| What you need to do |
Go through the records below and restate each one word for word.

| Extracts from a graphics dataset |
┄┄┄┄┄┄┄┄┄┄

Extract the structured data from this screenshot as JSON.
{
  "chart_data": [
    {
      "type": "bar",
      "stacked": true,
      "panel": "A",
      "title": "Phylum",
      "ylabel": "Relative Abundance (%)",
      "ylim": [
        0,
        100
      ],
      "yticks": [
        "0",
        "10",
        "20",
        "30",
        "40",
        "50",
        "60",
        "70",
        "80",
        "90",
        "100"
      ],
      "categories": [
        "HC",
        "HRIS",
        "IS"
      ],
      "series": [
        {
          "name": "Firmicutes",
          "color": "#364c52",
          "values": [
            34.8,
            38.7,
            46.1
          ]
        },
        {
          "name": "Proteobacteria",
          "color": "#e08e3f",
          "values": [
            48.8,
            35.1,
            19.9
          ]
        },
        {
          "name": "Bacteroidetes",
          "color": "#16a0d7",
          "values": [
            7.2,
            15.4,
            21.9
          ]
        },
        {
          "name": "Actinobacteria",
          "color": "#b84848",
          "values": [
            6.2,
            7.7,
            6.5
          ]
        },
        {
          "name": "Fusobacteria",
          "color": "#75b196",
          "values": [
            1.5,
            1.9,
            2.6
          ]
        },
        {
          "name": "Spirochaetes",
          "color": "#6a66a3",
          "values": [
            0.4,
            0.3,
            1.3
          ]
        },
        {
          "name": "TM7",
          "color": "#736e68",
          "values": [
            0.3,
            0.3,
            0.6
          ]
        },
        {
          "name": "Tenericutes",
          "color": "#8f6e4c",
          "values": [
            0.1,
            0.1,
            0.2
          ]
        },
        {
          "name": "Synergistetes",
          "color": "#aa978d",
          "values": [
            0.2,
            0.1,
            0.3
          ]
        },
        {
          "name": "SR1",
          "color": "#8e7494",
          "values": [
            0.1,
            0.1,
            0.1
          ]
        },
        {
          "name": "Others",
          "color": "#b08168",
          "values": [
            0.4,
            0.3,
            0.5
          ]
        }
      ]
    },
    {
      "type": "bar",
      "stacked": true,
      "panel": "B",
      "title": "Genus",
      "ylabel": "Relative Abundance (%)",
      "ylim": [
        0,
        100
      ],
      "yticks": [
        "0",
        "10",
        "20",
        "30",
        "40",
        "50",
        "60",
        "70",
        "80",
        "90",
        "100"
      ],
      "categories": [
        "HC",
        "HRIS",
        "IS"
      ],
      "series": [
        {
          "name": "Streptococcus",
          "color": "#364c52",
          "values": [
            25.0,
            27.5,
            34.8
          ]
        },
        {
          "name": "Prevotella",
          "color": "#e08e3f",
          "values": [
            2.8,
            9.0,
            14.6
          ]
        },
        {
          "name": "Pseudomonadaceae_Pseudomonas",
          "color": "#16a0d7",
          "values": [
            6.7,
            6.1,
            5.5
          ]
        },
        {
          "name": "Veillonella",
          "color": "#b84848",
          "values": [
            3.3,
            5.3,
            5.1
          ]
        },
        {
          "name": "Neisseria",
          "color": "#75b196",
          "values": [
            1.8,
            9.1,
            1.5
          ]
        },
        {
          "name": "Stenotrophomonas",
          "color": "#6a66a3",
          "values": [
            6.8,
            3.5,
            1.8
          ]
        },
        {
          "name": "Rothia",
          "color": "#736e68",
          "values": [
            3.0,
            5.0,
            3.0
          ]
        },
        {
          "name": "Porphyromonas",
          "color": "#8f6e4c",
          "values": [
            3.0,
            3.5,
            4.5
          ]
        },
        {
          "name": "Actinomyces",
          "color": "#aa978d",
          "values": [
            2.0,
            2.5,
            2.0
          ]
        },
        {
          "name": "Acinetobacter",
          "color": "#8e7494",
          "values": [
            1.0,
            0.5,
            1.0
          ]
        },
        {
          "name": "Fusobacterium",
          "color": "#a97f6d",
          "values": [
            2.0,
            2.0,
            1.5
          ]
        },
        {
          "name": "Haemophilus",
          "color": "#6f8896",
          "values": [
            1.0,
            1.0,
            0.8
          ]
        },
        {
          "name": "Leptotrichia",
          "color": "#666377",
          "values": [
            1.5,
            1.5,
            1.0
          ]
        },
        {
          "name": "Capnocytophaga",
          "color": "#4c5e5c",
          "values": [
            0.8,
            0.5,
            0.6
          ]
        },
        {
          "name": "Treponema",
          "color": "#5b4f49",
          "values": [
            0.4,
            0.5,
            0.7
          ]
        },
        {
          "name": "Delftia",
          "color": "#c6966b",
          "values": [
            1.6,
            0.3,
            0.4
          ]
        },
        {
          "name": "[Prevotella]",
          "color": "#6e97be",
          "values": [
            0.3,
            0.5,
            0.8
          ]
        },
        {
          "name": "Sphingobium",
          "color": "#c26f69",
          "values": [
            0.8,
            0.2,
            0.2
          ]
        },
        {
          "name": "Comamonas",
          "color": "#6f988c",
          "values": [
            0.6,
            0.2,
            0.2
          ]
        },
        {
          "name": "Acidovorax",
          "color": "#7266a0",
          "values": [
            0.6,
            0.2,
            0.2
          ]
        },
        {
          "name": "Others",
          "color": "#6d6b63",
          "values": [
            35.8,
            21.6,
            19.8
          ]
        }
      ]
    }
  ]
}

┄┄┄┄┄┄┄┄┄┄

| Finished task |
Extract the structured data from this screenshot as JSON.
{
  "chart_data": [
    {
      "type": "bar",
      "stacked": true,
      "panel": "A",
      "title": "Phylum",
      "ylabel": "Relative Abundance (%)",
      "ylim": [
        0,
        100
      ],
      "yticks": [
        "0",
        "10",
        "20",
        "30",
        "40",
        "50",
        "60",
        "70",
        "80",
        "90",
        "100"
      ],
      "categories": [
        "HC",
        "HRIS",
        "IS"
      ],
      "series": [
        {
          "name": "Firmicutes",
          "color": "#364c52",
          "values": [
            34.8,
            38.7,
            46.1
          ]
        },
        {
          "name": "Proteobacteria",
          "color": "#e08e3f",
          "values": [
            48.8,
            35.1,
            19.9
          ]
        },
        {
          "name": "Bacteroidetes",
          "color": "#16a0d7",
          "values": [
            7.2,
            15.4,
            21.9
          ]
        },
        {
          "name": "Actinobacteria",
          "color": "#b84848",
          "values": [
            6.2,
            7.7,
            6.5
          ]
        },
        {
          "name": "Fusobacteria",
          "color": "#75b196",
          "values": [
            1.5,
            1.9,
            2.6
          ]
        },
        {
          "name": "Spirochaetes",
          "color": "#6a66a3",
          "values": [
            0.4,
            0.3,
            1.3
          ]
        },
        {
          "name": "TM7",
          "color": "#736e68",
          "values": [
            0.3,
            0.3,
            0.6
          ]
        },
        {
          "name": "Tenericutes",
          "color": "#8f6e4c",
          "values": [
            0.1,
            0.1,
            0.2
          ]
        },
        {
          "name": "Synergistetes",
          "color": "#aa978d",
          "values": [
            0.2,
            0.1,
            0.3
          ]
        },
        {
          "name": "SR1",
          "color": "#8e7494",
          "values": [
            0.1,
            0.1,
            0.1
          ]
        },
        {
          "name": "Others",
          "color": "#b08168",
          "values": [
            0.4,
            0.3,
            0.5
          ]
        }
      ]
    },
    {
      "type": "bar",
      "stacked": true,
      "panel": "B",
      "title": "Genus",
      "ylabel": "Relative Abundance (%)",
      "ylim": [
        0,
        100
      ],
      "yticks": [
        "0",
        "10",
        "20",
        "30",
        "40",
        "50",
        "60",
        "70",
        "80",
        "90",
        "100"
      ],
      "categories": [
        "HC",
        "HRIS",
        "IS"
      ],
      "series": [
        {
          "name": "Streptococcus",
          "color": "#364c52",
          "values": [
            25.0,
            27.5,
            34.8
          ]
        },
        {
          "name": "Prevotella",
          "color": "#e08e3f",
          "values": [
            2.8,
            9.0,
            14.6
          ]
        },
        {
          "name": "Pseudomonadaceae_Pseudomonas",
          "color": "#16a0d7",
          "values": [
            6.7,
            6.1,
            5.5
          ]
        },
        {
          "name": "Veillonella",
          "color": "#b84848",
          "values": [
            3.3,
            5.3,
            5.1
          ]
        },
        {
          "name": "Neisseria",
          "color": "#75b196",
          "values": [
            1.8,
            9.1,
            1.5
          ]
        },
        {
          "name": "Stenotrophomonas",
          "color": "#6a66a3",
          "values": [
            6.8,
            3.5,
            1.8
          ]
        },
        {
          "name": "Rothia",
          "color": "#736e68",
          "values": [
            3.0,
            5.0,
            3.0
          ]
        },
        {
          "name": "Porphyromonas",
          "color": "#8f6e4c",
          "values": [
            3.0,
            3.5,
            4.5
          ]
        },
        {
          "name": "Actinomyces",
          "color": "#aa978d",
          "values": [
            2.0,
            2.5,
            2.0
          ]
        },
        {
          "name": "Acinetobacter",
          "color": "#8e7494",
          "values": [
            1.0,
            0.5,
            1.0
          ]
        },
        {
          "name": "Fusobacterium",
          "color": "#a97f6d",
          "values": [
            2.0,
            2.0,
            1.5
          ]
        },
        {
          "name": "Haemophilus",
          "color": "#6f8896",
          "values": [
            1.0,
            1.0,
            0.8
          ]
        },
        {
          "name": "Leptotrichia",
          "color": "#666377",
          "values": [
            1.5,
            1.5,
            1.0
          ]
        },
        {
          "name": "Capnocytophaga",
          "color": "#4c5e5c",
          "values": [
            0.8,
            0.5,
            0.6
          ]
        },
        {
          "name": "Treponema",
          "color": "#5b4f49",
          "values": [
            0.4,
            0.5,
            0.7
          ]
        },
        {
          "name": "Delftia",
          "color": "#c6966b",
          "values": [
            1.6,
            0.3,
            0.4
          ]
        },
        {
          "name": "[Prevotella]",
          "color": "#6e97be",
          "values": [
            0.3,
            0.5,
            0.8
          ]
        },
        {
          "name": "Sphingobium",
          "color": "#c26f69",
          "values": [
            0.8,
            0.2,
            0.2
          ]
        },
        {
          "name": "Comamonas",
          "color": "#6f988c",
          "values": [
            0.6,
            0.2,
            0.2
          ]
        },
        {
          "name": "Acidovorax",
          "color": "#7266a0",
          "values": [
            0.6,
            0.2,
            0.2
          ]
        },
        {
          "name": "Others",
          "color": "#6d6b63",
          "values": [
            35.8,
            21.6,
            19.8
          ]
        }
      ]
    }
  ]
}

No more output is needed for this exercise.